* [WORK TO DO]
• A. In the relax walkthrough, how many Monte-Carlo simulations are set for the test phase?
• B. Name every relaxation dispersion model that the relax walkthrough says to set.
• C. Carry on the relax walkthrough from its final line.

* [PAGE]
□ □ □ □ □ □ □
We run relax repeatedly, to execute code. Then we write new code in the script, and run again.
relax test.py
When we are satisfied, one can then do like this.
Start relax
relax -g -t log.txt
Then do
User functions -> Script -> test.py
THEN do:
View -> Data pipe editor -> Right click on pipe -> Associate with a new Auto analysis
This should bring you to a window, where all settings have been set.
Set
- Relaxations dispersion models: ['R2eff', 'No Rex', 'CR72', 'NS CPMG 2-site expanded']
- Grid increements: 11 (For speed-up in test phase)
- Monte-Carlo simulations number: 5 (For speed up in test phase)
Then a quick click on spin.isotope function, and GO.
The script
Python script: The test.py script.
Inspect results
Go to the final folder.
□ □ □ □ □ □ □
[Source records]
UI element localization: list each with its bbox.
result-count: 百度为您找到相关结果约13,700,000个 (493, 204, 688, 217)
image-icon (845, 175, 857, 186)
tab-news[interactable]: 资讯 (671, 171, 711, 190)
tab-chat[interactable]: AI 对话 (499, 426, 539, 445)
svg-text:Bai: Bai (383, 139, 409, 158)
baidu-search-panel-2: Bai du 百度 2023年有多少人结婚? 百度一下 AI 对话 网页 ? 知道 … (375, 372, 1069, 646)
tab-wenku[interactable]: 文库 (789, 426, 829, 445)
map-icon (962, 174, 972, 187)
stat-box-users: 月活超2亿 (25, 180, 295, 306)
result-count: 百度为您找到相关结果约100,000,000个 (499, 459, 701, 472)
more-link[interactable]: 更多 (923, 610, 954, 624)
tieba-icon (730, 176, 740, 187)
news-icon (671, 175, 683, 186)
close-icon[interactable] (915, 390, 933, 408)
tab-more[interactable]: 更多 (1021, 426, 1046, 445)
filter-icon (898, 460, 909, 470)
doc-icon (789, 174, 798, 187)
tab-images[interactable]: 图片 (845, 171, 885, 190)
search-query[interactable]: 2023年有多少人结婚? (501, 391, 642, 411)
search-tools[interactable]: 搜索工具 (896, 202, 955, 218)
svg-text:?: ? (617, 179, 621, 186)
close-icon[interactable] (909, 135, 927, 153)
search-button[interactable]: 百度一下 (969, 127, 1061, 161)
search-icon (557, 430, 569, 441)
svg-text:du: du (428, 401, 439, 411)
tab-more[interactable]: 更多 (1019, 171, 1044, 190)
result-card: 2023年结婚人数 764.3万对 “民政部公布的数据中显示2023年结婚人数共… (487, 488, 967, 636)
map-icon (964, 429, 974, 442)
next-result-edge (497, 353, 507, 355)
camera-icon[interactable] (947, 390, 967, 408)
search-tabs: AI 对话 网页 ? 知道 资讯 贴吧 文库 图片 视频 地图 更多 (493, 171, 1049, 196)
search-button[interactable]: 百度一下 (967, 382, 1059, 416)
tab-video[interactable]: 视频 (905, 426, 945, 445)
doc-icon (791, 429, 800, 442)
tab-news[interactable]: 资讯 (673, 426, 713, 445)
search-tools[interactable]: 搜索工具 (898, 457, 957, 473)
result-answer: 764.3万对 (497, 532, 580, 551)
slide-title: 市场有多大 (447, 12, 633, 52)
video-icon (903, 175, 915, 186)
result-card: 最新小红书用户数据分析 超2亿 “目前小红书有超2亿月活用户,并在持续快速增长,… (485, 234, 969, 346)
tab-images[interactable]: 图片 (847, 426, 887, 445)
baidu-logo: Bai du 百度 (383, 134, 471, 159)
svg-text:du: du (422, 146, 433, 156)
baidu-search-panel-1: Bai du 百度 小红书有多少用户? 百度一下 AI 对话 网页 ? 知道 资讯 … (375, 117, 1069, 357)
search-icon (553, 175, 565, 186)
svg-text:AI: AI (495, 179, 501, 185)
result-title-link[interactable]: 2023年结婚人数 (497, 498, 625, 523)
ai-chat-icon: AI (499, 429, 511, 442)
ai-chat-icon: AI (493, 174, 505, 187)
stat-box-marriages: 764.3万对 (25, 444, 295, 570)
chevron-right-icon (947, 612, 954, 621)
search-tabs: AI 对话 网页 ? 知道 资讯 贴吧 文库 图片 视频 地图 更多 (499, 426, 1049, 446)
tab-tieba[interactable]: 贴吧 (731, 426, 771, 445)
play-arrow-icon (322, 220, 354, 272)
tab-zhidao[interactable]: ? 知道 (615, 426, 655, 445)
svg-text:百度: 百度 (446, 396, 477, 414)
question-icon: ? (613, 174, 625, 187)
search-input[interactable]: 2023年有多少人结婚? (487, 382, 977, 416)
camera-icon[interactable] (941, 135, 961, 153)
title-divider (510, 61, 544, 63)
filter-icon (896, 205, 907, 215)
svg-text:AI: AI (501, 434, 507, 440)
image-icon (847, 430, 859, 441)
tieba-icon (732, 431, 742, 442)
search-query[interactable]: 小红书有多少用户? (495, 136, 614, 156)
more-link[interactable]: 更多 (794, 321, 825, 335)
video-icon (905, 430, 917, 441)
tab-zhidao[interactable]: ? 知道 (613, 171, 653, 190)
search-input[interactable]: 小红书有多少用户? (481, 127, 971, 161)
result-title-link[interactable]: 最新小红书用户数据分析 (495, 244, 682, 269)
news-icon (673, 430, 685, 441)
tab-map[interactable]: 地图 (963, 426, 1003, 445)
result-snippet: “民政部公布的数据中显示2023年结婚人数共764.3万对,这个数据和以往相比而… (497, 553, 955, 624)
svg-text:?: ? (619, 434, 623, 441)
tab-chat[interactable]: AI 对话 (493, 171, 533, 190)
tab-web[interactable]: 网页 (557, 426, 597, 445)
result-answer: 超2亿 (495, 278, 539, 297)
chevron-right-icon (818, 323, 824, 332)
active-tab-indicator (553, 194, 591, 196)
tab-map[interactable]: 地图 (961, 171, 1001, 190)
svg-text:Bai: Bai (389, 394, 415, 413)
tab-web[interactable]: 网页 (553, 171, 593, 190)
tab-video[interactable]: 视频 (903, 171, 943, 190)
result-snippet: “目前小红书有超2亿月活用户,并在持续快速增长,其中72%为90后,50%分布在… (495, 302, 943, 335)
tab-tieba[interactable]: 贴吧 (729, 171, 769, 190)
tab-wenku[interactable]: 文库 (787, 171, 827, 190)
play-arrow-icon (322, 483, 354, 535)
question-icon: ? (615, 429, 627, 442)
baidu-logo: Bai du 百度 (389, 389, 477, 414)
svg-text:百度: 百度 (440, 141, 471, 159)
□ □ □ □ □ □ □
* [EXERCISE RESPONSES]
• A. 5

• B. R2eff, No Rex, CR72, NS CPMG 2-site expanded

• C.
Execute
cd $HOME/test/final
./grace2images.py
Go through the PNG images
Also open
gedit $HOME/test/log.txt $HOME/test/final/chi2.out $HOME/test/final/models.out
gedit $HOME/test/No_Rex/chi2.out
gedit $HOME/test/CR72/chi2.out $HOME/test/CR72/kex.out
gedit $HOME/test/NS_CPMG_2-site_expanded/chi2.out $HOME/test/NS_CPMG_2-site_expanded/kex.out
Get info from log.txt
See Grep log file for inspiration.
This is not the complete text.